◆ **PROMPT**:
Every entry must be given again exactly.

◆ **MATERIAL TO PROCESS**:
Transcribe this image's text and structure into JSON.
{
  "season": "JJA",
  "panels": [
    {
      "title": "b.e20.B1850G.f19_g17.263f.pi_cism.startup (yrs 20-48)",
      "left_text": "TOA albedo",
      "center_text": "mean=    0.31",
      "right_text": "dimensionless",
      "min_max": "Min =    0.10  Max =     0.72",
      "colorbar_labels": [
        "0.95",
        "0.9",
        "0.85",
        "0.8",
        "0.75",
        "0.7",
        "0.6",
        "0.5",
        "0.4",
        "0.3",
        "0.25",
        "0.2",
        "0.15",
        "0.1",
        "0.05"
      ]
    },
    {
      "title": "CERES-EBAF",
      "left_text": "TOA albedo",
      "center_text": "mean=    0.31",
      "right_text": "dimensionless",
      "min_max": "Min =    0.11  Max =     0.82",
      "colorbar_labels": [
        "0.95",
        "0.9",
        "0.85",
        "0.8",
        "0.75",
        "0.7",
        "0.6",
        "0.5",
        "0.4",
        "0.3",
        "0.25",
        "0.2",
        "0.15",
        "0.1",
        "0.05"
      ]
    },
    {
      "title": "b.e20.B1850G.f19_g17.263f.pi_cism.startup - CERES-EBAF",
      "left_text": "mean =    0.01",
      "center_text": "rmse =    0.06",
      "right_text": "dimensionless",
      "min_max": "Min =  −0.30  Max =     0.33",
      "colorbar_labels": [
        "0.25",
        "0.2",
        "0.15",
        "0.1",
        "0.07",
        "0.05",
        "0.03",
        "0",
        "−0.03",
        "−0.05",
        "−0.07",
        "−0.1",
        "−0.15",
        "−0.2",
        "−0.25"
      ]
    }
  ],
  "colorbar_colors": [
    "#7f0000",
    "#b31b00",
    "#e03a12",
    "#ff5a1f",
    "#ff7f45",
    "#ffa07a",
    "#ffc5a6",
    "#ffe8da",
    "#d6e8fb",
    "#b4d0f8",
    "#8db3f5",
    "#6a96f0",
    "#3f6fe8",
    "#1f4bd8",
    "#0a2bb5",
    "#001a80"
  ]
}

◆ **ANSWER TO THE TASK**:
Transcribe this image's text and structure into JSON.
{
  "season": "JJA",
  "panels": [
    {
      "title": "b.e20.B1850G.f19_g17.263f.pi_cism.startup (yrs 20-48)",
      "left_text": "TOA albedo",
      "center_text": "mean=    0.31",
      "right_text": "dimensionless",
      "min_max": "Min =    0.10  Max =     0.72",
      "colorbar_labels": [
        "0.95",
        "0.9",
        "0.85",
        "0.8",
        "0.75",
        "0.7",
        "0.6",
        "0.5",
        "0.4",
        "0.3",
        "0.25",
        "0.2",
        "0.15",
        "0.1",
        "0.05"
      ]
    },
    {
      "title": "CERES-EBAF",
      "left_text": "TOA albedo",
      "center_text": "mean=    0.31",
      "right_text": "dimensionless",
      "min_max": "Min =    0.11  Max =     0.82",
      "colorbar_labels": [
        "0.95",
        "0.9",
        "0.85",
        "0.8",
        "0.75",
        "0.7",
        "0.6",
        "0.5",
        "0.4",
        "0.3",
        "0.25",
        "0.2",
        "0.15",
        "0.1",
        "0.05"
      ]
    },
    {
      "title": "b.e20.B1850G.f19_g17.263f.pi_cism.startup - CERES-EBAF",
      "left_text": "mean =    0.01",
      "center_text": "rmse =    0.06",
      "right_text": "dimensionless",
      "min_max": "Min =  −0.30  Max =     0.33",
      "colorbar_labels": [
        "0.25",
        "0.2",
        "0.15",
        "0.1",
        "0.07",
        "0.05",
        "0.03",
        "0",
        "−0.03",
        "−0.05",
        "−0.07",
        "−0.1",
        "−0.15",
        "−0.2",
        "−0.25"
      ]
    }
  ],
  "colorbar_colors": [
    "#7f0000",
    "#b31b00",
    "#e03a12",
    "#ff5a1f",
    "#ff7f45",
    "#ffa07a",
    "#ffc5a6",
    "#ffe8da",
    "#d6e8fb",
    "#b4d0f8",
    "#8db3f5",
    "#6a96f0",
    "#3f6fe8",
    "#1f4bd8",
    "#0a2bb5",
    "#001a80"
  ]
}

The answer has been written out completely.